> [DATA LISTING]
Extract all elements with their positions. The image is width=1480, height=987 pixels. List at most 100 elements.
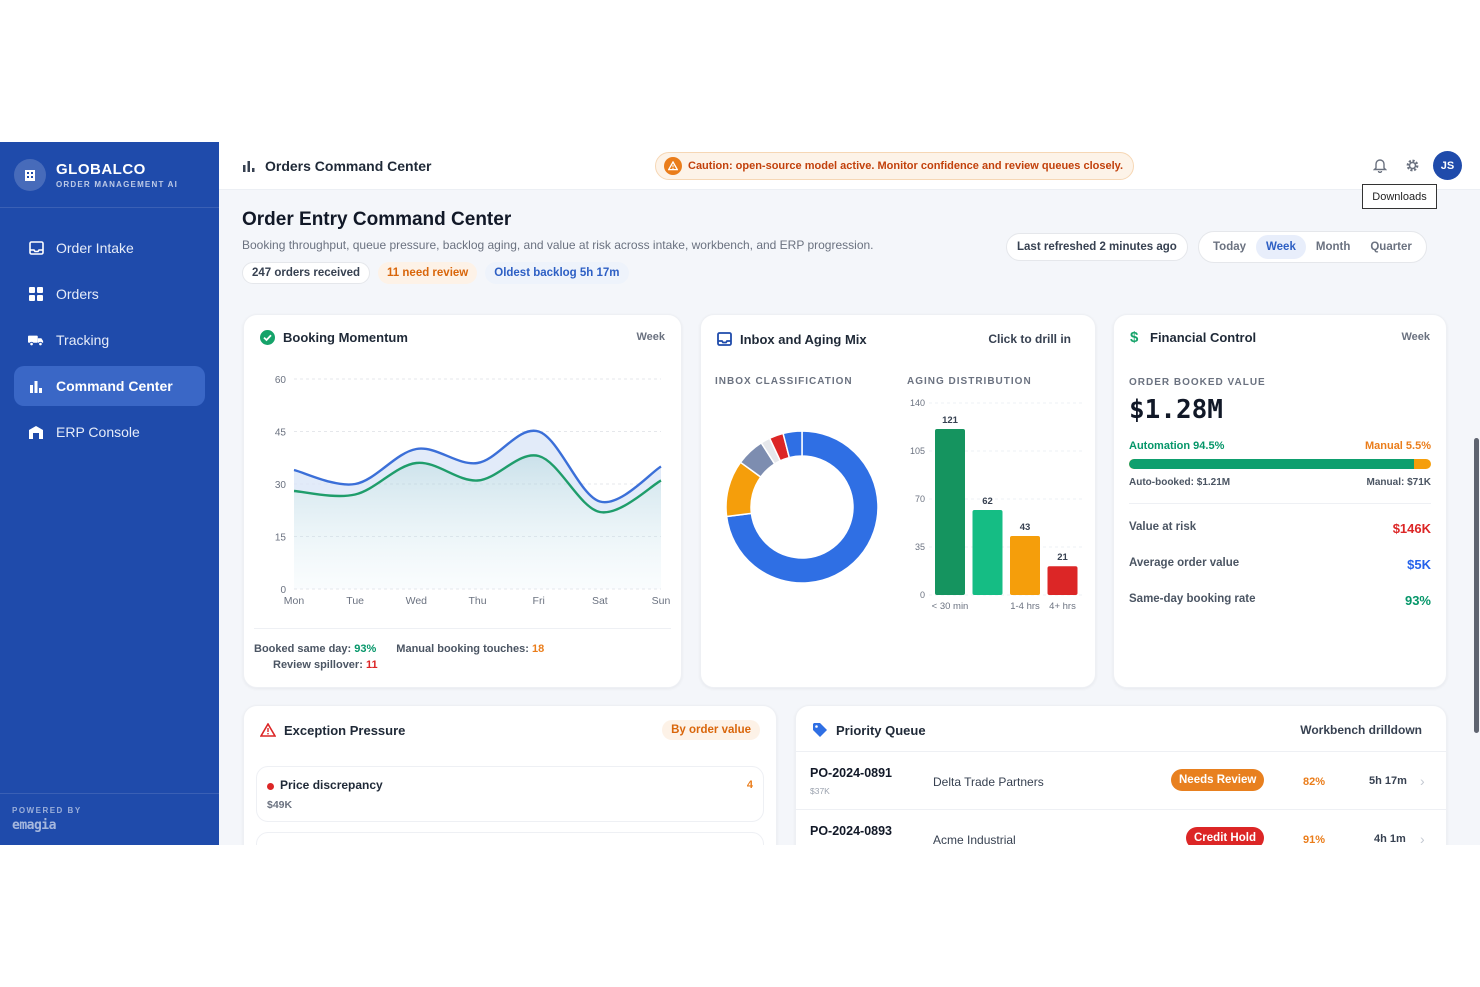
card-title: Inbox and Aging Mix xyxy=(740,331,867,347)
status-badge: Credit Hold xyxy=(1186,827,1264,845)
chevron-right-icon[interactable]: › xyxy=(1420,773,1425,789)
avatar[interactable]: JS xyxy=(1433,151,1462,180)
aging-distribution-chart[interactable]: 0 35 70 105 140 121 < 30 min 62 43 1-4 hrs 21 4+ hr… xyxy=(899,395,1089,625)
top-actions: JS xyxy=(1359,151,1462,180)
brand: GLOBALCO ORDER MANAGEMENT AI xyxy=(0,142,219,208)
check-circle-icon xyxy=(260,329,275,345)
y-tick-label: 105 xyxy=(910,446,925,456)
donut-slice[interactable] xyxy=(782,430,803,459)
card-period-tag: Week xyxy=(636,331,665,343)
y-tick-label: 30 xyxy=(275,480,287,491)
chevron-right-icon[interactable]: › xyxy=(1420,831,1425,845)
sidebar-item-erp-console[interactable]: ERP Console xyxy=(14,412,205,452)
topbar-title-text: Orders Command Center xyxy=(265,157,432,174)
truck-icon xyxy=(28,332,44,348)
need-review-chip: 11 need review xyxy=(378,262,478,284)
sidebar-item-command-center[interactable]: Command Center xyxy=(14,366,205,406)
period-quarter[interactable]: Quarter xyxy=(1370,241,1412,253)
sidebar-item-orders[interactable]: Orders xyxy=(14,274,205,314)
topbar: Orders Command Center Caution: open-sour… xyxy=(219,142,1480,190)
y-tick-label: 140 xyxy=(910,398,925,408)
vendor-logo: emagia xyxy=(12,818,56,833)
exception-count: 4 xyxy=(746,779,753,791)
sidebar-item-label: Order Intake xyxy=(56,240,134,256)
bell-icon[interactable] xyxy=(1369,155,1391,177)
booked-value-label: ORDER BOOKED VALUE xyxy=(1129,377,1266,388)
value-at-risk-row: Value at risk $146K xyxy=(1129,521,1431,536)
donut-slice[interactable] xyxy=(725,430,879,584)
period-week[interactable]: Week xyxy=(1256,235,1306,259)
po-number: PO-2024-0891 xyxy=(810,766,893,780)
sidebar: GLOBALCO ORDER MANAGEMENT AI Order Intak… xyxy=(0,142,219,845)
brand-subtitle: ORDER MANAGEMENT AI xyxy=(56,179,179,189)
y-tick-label: 15 xyxy=(275,533,287,544)
drill-in-link[interactable]: Click to drill in xyxy=(988,332,1071,346)
priority-row[interactable]: PO-2024-0893 Acme Industrial Credit Hold… xyxy=(796,809,1446,845)
warning-icon xyxy=(664,157,682,175)
auto-booked-value: Auto-booked: $1.21M xyxy=(1129,477,1231,488)
period-month[interactable]: Month xyxy=(1315,241,1351,253)
spillover-label: Review spillover: xyxy=(273,659,363,671)
card-title: Exception Pressure xyxy=(284,722,406,738)
same-day-label: Booked same day: xyxy=(254,643,352,655)
caution-banner: Caution: open-source model active. Monit… xyxy=(655,152,1134,180)
x-tick-label: Sun xyxy=(652,595,671,607)
aging-bar[interactable] xyxy=(1047,566,1078,595)
bar-value-label: 62 xyxy=(982,496,993,507)
building-logo-icon xyxy=(14,158,46,191)
exception-item[interactable] xyxy=(256,832,764,845)
x-tick-label: Fri xyxy=(533,595,545,607)
x-tick-label: Thu xyxy=(468,595,486,607)
inbox-aging-card[interactable]: Inbox and Aging Mix Click to drill in IN… xyxy=(700,314,1096,688)
booking-momentum-card: Booking Momentum Week 0 15 30 45 60 Mon Tue Wed… xyxy=(243,314,682,688)
x-tick-label: Mon xyxy=(284,595,305,607)
inbox-classification-donut[interactable] xyxy=(707,415,897,615)
summary-chips: 247 orders received 11 need review Oldes… xyxy=(242,262,637,284)
x-tick-label: Tue xyxy=(346,595,364,607)
sort-by-value-badge[interactable]: By order value xyxy=(662,720,760,740)
metric-value: $5K xyxy=(1407,557,1431,572)
priority-queue-card: Priority Queue Workbench drilldown PO-20… xyxy=(795,705,1447,845)
bar-value-label: 43 xyxy=(1020,522,1031,533)
gear-icon[interactable] xyxy=(1401,155,1423,177)
aging-distribution-label: AGING DISTRIBUTION xyxy=(907,376,1032,387)
aging-bar[interactable] xyxy=(972,509,1003,595)
y-tick-label: 0 xyxy=(280,585,286,596)
sidebar-item-order-intake[interactable]: Order Intake xyxy=(14,228,205,268)
automation-share: Automation 94.5% xyxy=(1129,440,1225,452)
card-title: Booking Momentum xyxy=(283,329,408,345)
oldest-backlog-chip: Oldest backlog 5h 17m xyxy=(485,262,629,284)
sidebar-item-tracking[interactable]: Tracking xyxy=(14,320,205,360)
inbox-icon xyxy=(28,240,44,256)
series-line xyxy=(293,454,662,514)
y-tick-label: 45 xyxy=(275,428,287,439)
sidebar-item-label: Orders xyxy=(56,286,99,302)
scrollbar-thumb[interactable] xyxy=(1474,438,1479,733)
sidebar-item-label: Tracking xyxy=(56,332,110,348)
spillover-value: 11 xyxy=(365,659,378,671)
automation-progress-bar xyxy=(1129,459,1431,469)
aging-bar[interactable] xyxy=(935,429,965,595)
automation-progress-fill xyxy=(1129,459,1415,469)
customer-name: Delta Trade Partners xyxy=(933,775,1044,789)
exception-pressure-card: Exception Pressure By order value Price … xyxy=(243,705,777,845)
metric-label: Value at risk xyxy=(1129,521,1197,533)
y-tick-label: 60 xyxy=(275,375,287,386)
priority-row[interactable]: PO-2024-0891 $37K Delta Trade Partners N… xyxy=(796,751,1446,809)
x-tick-label: 1-4 hrs xyxy=(1010,601,1040,612)
status-dot xyxy=(267,783,274,790)
manual-touches-value: 18 xyxy=(531,643,545,655)
bar-chart-icon xyxy=(28,378,44,394)
topbar-title: Orders Command Center xyxy=(243,158,431,174)
workbench-drilldown-link[interactable]: Workbench drilldown xyxy=(1300,723,1422,737)
exception-item-price-discrepancy[interactable]: Price discrepancy $49K 4 xyxy=(256,766,764,822)
downloads-tooltip: Downloads xyxy=(1362,184,1437,209)
metric-label: Average order value xyxy=(1129,557,1240,569)
po-number: PO-2024-0893 xyxy=(810,824,893,838)
y-tick-label: 35 xyxy=(915,542,925,552)
page-scrollbar[interactable] xyxy=(1472,202,1480,845)
aging-bar[interactable] xyxy=(1010,536,1040,595)
period-today[interactable]: Today xyxy=(1213,241,1247,253)
app-window: GLOBALCO ORDER MANAGEMENT AI Order Intak… xyxy=(0,142,1480,845)
page-title: Order Entry Command Center xyxy=(242,209,512,230)
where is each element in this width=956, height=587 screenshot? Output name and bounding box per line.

> [OBJECTIVE]
Can you extract every line of the material above verbatim, leaving out the pictures?

> [CORRECT ANSWER]
Extract all elements with their positions. The image is width=1480, height=987 pixels. List at most 100 elements.
card-title: Inbox and Aging Mix xyxy=(740,331,867,347)
status-badge: Credit Hold xyxy=(1186,827,1264,845)
chevron-right-icon[interactable]: › xyxy=(1420,773,1425,789)
avatar[interactable]: JS xyxy=(1433,151,1462,180)
aging-distribution-chart[interactable]: 0 35 70 105 140 121 < 30 min 62 43 1-4 hrs 21 4+ hr… xyxy=(899,395,1089,625)
top-actions: JS xyxy=(1359,151,1462,180)
brand: GLOBALCO ORDER MANAGEMENT AI xyxy=(0,142,219,208)
check-circle-icon xyxy=(260,329,275,345)
y-tick-label: 105 xyxy=(910,446,925,456)
donut-slice[interactable] xyxy=(782,430,803,459)
card-period-tag: Week xyxy=(636,331,665,343)
y-tick-label: 30 xyxy=(275,480,287,491)
chevron-right-icon[interactable]: › xyxy=(1420,831,1425,845)
sidebar-item-erp-console[interactable]: ERP Console xyxy=(14,412,205,452)
topbar-title-text: Orders Command Center xyxy=(265,157,432,174)
truck-icon xyxy=(28,332,44,348)
need-review-chip: 11 need review xyxy=(378,262,478,284)
sidebar-item-command-center[interactable]: Command Center xyxy=(14,366,205,406)
period-quarter[interactable]: Quarter xyxy=(1370,241,1412,253)
sidebar-item-orders[interactable]: Orders xyxy=(14,274,205,314)
topbar: Orders Command Center Caution: open-sour… xyxy=(219,142,1480,190)
y-tick-label: 140 xyxy=(910,398,925,408)
vendor-logo: emagia xyxy=(12,818,56,833)
exception-count: 4 xyxy=(746,779,753,791)
sidebar-item-label: Order Intake xyxy=(56,240,134,256)
bell-icon[interactable] xyxy=(1369,155,1391,177)
booked-value-label: ORDER BOOKED VALUE xyxy=(1129,377,1266,388)
value-at-risk-row: Value at risk $146K xyxy=(1129,521,1431,536)
donut-slice[interactable] xyxy=(725,430,879,584)
period-week[interactable]: Week xyxy=(1256,235,1306,259)
po-number: PO-2024-0891 xyxy=(810,766,893,780)
sidebar: GLOBALCO ORDER MANAGEMENT AI Order Intak… xyxy=(0,142,219,845)
brand-subtitle: ORDER MANAGEMENT AI xyxy=(56,179,179,189)
y-tick-label: 15 xyxy=(275,533,287,544)
drill-in-link[interactable]: Click to drill in xyxy=(988,332,1071,346)
priority-row[interactable]: PO-2024-0893 Acme Industrial Credit Hold… xyxy=(796,809,1446,845)
warning-icon xyxy=(664,157,682,175)
auto-booked-value: Auto-booked: $1.21M xyxy=(1129,477,1231,488)
period-month[interactable]: Month xyxy=(1315,241,1351,253)
spillover-label: Review spillover: xyxy=(273,659,363,671)
card-title: Exception Pressure xyxy=(284,722,406,738)
same-day-label: Booked same day: xyxy=(254,643,352,655)
caution-banner: Caution: open-source model active. Monit… xyxy=(655,152,1134,180)
x-tick-label: Sun xyxy=(652,595,671,607)
aging-bar[interactable] xyxy=(1047,566,1078,595)
bar-value-label: 62 xyxy=(982,496,993,507)
building-logo-icon xyxy=(14,158,46,191)
exception-item[interactable] xyxy=(256,832,764,845)
x-tick-label: Fri xyxy=(533,595,545,607)
x-tick-label: Thu xyxy=(468,595,486,607)
inbox-aging-card[interactable]: Inbox and Aging Mix Click to drill in IN… xyxy=(700,314,1096,688)
booking-momentum-card: Booking Momentum Week 0 15 30 45 60 Mon Tue Wed… xyxy=(243,314,682,688)
x-tick-label: Mon xyxy=(284,595,305,607)
inbox-classification-donut[interactable] xyxy=(707,415,897,615)
summary-chips: 247 orders received 11 need review Oldes… xyxy=(242,262,637,284)
x-tick-label: Tue xyxy=(346,595,364,607)
sort-by-value-badge[interactable]: By order value xyxy=(662,720,760,740)
metric-value: $5K xyxy=(1407,557,1431,572)
priority-queue-card: Priority Queue Workbench drilldown PO-20… xyxy=(795,705,1447,845)
bar-value-label: 43 xyxy=(1020,522,1031,533)
gear-icon[interactable] xyxy=(1401,155,1423,177)
aging-distribution-label: AGING DISTRIBUTION xyxy=(907,376,1032,387)
aging-bar[interactable] xyxy=(972,509,1003,595)
y-tick-label: 0 xyxy=(280,585,286,596)
sidebar-item-order-intake[interactable]: Order Intake xyxy=(14,228,205,268)
automation-share: Automation 94.5% xyxy=(1129,440,1225,452)
card-title: Booking Momentum xyxy=(283,329,408,345)
oldest-backlog-chip: Oldest backlog 5h 17m xyxy=(485,262,629,284)
sidebar-item-tracking[interactable]: Tracking xyxy=(14,320,205,360)
inbox-icon xyxy=(28,240,44,256)
series-line xyxy=(293,454,662,514)
y-tick-label: 45 xyxy=(275,428,287,439)
sidebar-item-label: Orders xyxy=(56,286,99,302)
scrollbar-thumb[interactable] xyxy=(1474,438,1479,733)
sidebar-item-label: Tracking xyxy=(56,332,110,348)
spillover-value: 11 xyxy=(365,659,378,671)
automation-progress-bar xyxy=(1129,459,1431,469)
aging-bar[interactable] xyxy=(935,429,965,595)
automation-progress-fill xyxy=(1129,459,1415,469)
customer-name: Delta Trade Partners xyxy=(933,775,1044,789)
exception-pressure-card: Exception Pressure By order value Price … xyxy=(243,705,777,845)
metric-label: Value at risk xyxy=(1129,521,1197,533)
y-tick-label: 60 xyxy=(275,375,287,386)
priority-row[interactable]: PO-2024-0891 $37K Delta Trade Partners N… xyxy=(796,751,1446,809)
x-tick-label: 1-4 hrs xyxy=(1010,601,1040,612)
status-dot xyxy=(267,783,274,790)
manual-touches-value: 18 xyxy=(531,643,545,655)
bar-chart-icon xyxy=(28,378,44,394)
topbar-title: Orders Command Center xyxy=(243,158,431,174)
workbench-drilldown-link[interactable]: Workbench drilldown xyxy=(1300,723,1422,737)
exception-item-price-discrepancy[interactable]: Price discrepancy $49K 4 xyxy=(256,766,764,822)
downloads-tooltip: Downloads xyxy=(1362,184,1437,209)
metric-label: Average order value xyxy=(1129,557,1240,569)
po-number: PO-2024-0893 xyxy=(810,824,893,838)
y-tick-label: 35 xyxy=(915,542,925,552)
page-scrollbar[interactable] xyxy=(1472,202,1480,845)
aging-bar[interactable] xyxy=(1010,536,1040,595)
period-today[interactable]: Today xyxy=(1213,241,1247,253)
app-window: GLOBALCO ORDER MANAGEMENT AI Order Intak… xyxy=(0,142,1480,845)
page-title: Order Entry Command Center xyxy=(242,209,512,230)
where is each element in this width=956, height=587 screenshot? Output name and bounding box per line.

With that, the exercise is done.